▸ Instructions for the task
Every record below should be transcribed exactly. Omit the images.

----------

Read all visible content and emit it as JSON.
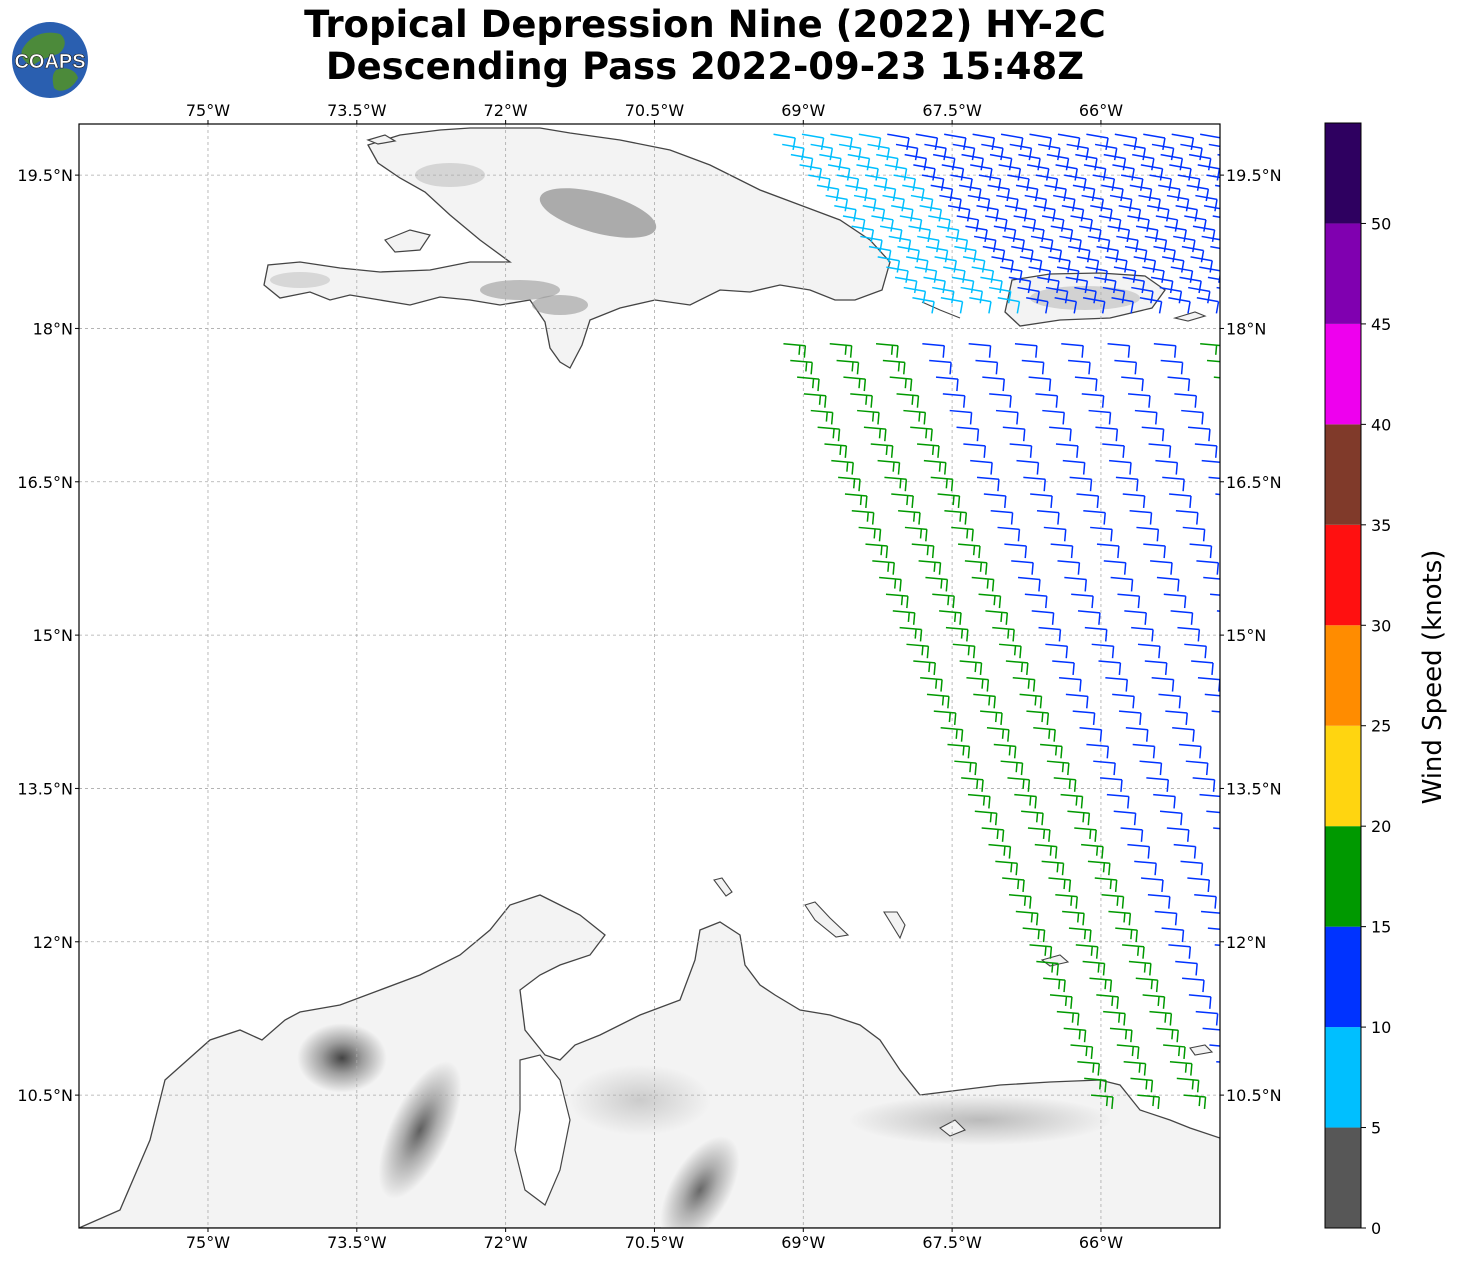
{
  "title": {
    "line1": "Tropical Depression Nine (2022) HY-2C",
    "line2": "Descending Pass 2022-09-23 15:48Z"
  },
  "logo": {
    "text": "COAPS"
  },
  "map": {
    "lon_range": [
      -76.3,
      -64.8
    ],
    "lat_range": [
      9.2,
      20.0
    ],
    "lon_ticks": [
      {
        "value": -75,
        "label": "75°W"
      },
      {
        "value": -73.5,
        "label": "73.5°W"
      },
      {
        "value": -72,
        "label": "72°W"
      },
      {
        "value": -70.5,
        "label": "70.5°W"
      },
      {
        "value": -69,
        "label": "69°W"
      },
      {
        "value": -67.5,
        "label": "67.5°W"
      },
      {
        "value": -66,
        "label": "66°W"
      }
    ],
    "lat_ticks": [
      {
        "value": 19.5,
        "label": "19.5°N"
      },
      {
        "value": 18,
        "label": "18°N"
      },
      {
        "value": 16.5,
        "label": "16.5°N"
      },
      {
        "value": 15,
        "label": "15°N"
      },
      {
        "value": 13.5,
        "label": "13.5°N"
      },
      {
        "value": 12,
        "label": "12°N"
      },
      {
        "value": 10.5,
        "label": "10.5°N"
      }
    ]
  },
  "colorbar": {
    "label": "Wind Speed (knots)",
    "ticks": [
      "0",
      "5",
      "10",
      "15",
      "20",
      "25",
      "30",
      "35",
      "40",
      "45",
      "50"
    ],
    "bins": [
      {
        "min": 0,
        "max": 5,
        "color": "#575757"
      },
      {
        "min": 5,
        "max": 10,
        "color": "#00bfff"
      },
      {
        "min": 10,
        "max": 15,
        "color": "#0033ff"
      },
      {
        "min": 15,
        "max": 20,
        "color": "#009900"
      },
      {
        "min": 20,
        "max": 25,
        "color": "#ffd510"
      },
      {
        "min": 25,
        "max": 30,
        "color": "#ff8c00"
      },
      {
        "min": 30,
        "max": 35,
        "color": "#ff1010"
      },
      {
        "min": 35,
        "max": 40,
        "color": "#803a2a"
      },
      {
        "min": 40,
        "max": 45,
        "color": "#ee00ee"
      },
      {
        "min": 45,
        "max": 50,
        "color": "#8000b0"
      },
      {
        "min": 50,
        "max": 55,
        "color": "#2e0060"
      }
    ]
  },
  "wind_swaths": [
    {
      "name": "north",
      "start": [
        -69.3,
        19.9
      ],
      "end": [
        -67.9,
        18.3
      ],
      "cross_end": [
        -65.0,
        19.9
      ],
      "rows": 17,
      "cols": 16,
      "speeds": [
        7,
        12,
        12,
        12
      ],
      "direction_deg": 100
    },
    {
      "name": "south",
      "start": [
        -69.2,
        17.85
      ],
      "end": [
        -66.1,
        10.5
      ],
      "cross_end": [
        -65.0,
        17.85
      ],
      "rows": 46,
      "cols": 10,
      "speeds": [
        17,
        17,
        17,
        12,
        12,
        12,
        12,
        12,
        12,
        17
      ],
      "direction_deg": 95
    }
  ]
}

----------

▸ Written response
Read all visible content and emit it as JSON.
{
  "title": {
    "line1": "Tropical Depression Nine (2022) HY-2C",
    "line2": "Descending Pass 2022-09-23 15:48Z"
  },
  "logo": {
    "text": "COAPS"
  },
  "map": {
    "lon_range": [
      -76.3,
      -64.8
    ],
    "lat_range": [
      9.2,
      20.0
    ],
    "lon_ticks": [
      {
        "value": -75,
        "label": "75°W"
      },
      {
        "value": -73.5,
        "label": "73.5°W"
      },
      {
        "value": -72,
        "label": "72°W"
      },
      {
        "value": -70.5,
        "label": "70.5°W"
      },
      {
        "value": -69,
        "label": "69°W"
      },
      {
        "value": -67.5,
        "label": "67.5°W"
      },
      {
        "value": -66,
        "label": "66°W"
      }
    ],
    "lat_ticks": [
      {
        "value": 19.5,
        "label": "19.5°N"
      },
      {
        "value": 18,
        "label": "18°N"
      },
      {
        "value": 16.5,
        "label": "16.5°N"
      },
      {
        "value": 15,
        "label": "15°N"
      },
      {
        "value": 13.5,
        "label": "13.5°N"
      },
      {
        "value": 12,
        "label": "12°N"
      },
      {
        "value": 10.5,
        "label": "10.5°N"
      }
    ]
  },
  "colorbar": {
    "label": "Wind Speed (knots)",
    "ticks": [
      "0",
      "5",
      "10",
      "15",
      "20",
      "25",
      "30",
      "35",
      "40",
      "45",
      "50"
    ],
    "bins": [
      {
        "min": 0,
        "max": 5,
        "color": "#575757"
      },
      {
        "min": 5,
        "max": 10,
        "color": "#00bfff"
      },
      {
        "min": 10,
        "max": 15,
        "color": "#0033ff"
      },
      {
        "min": 15,
        "max": 20,
        "color": "#009900"
      },
      {
        "min": 20,
        "max": 25,
        "color": "#ffd510"
      },
      {
        "min": 25,
        "max": 30,
        "color": "#ff8c00"
      },
      {
        "min": 30,
        "max": 35,
        "color": "#ff1010"
      },
      {
        "min": 35,
        "max": 40,
        "color": "#803a2a"
      },
      {
        "min": 40,
        "max": 45,
        "color": "#ee00ee"
      },
      {
        "min": 45,
        "max": 50,
        "color": "#8000b0"
      },
      {
        "min": 50,
        "max": 55,
        "color": "#2e0060"
      }
    ]
  },
  "wind_swaths": [
    {
      "name": "north",
      "start": [
        -69.3,
        19.9
      ],
      "end": [
        -67.9,
        18.3
      ],
      "cross_end": [
        -65.0,
        19.9
      ],
      "rows": 17,
      "cols": 16,
      "speeds": [
        7,
        12,
        12,
        12
      ],
      "direction_deg": 100
    },
    {
      "name": "south",
      "start": [
        -69.2,
        17.85
      ],
      "end": [
        -66.1,
        10.5
      ],
      "cross_end": [
        -65.0,
        17.85
      ],
      "rows": 46,
      "cols": 10,
      "speeds": [
        17,
        17,
        17,
        12,
        12,
        12,
        12,
        12,
        12,
        17
      ],
      "direction_deg": 95
    }
  ]
}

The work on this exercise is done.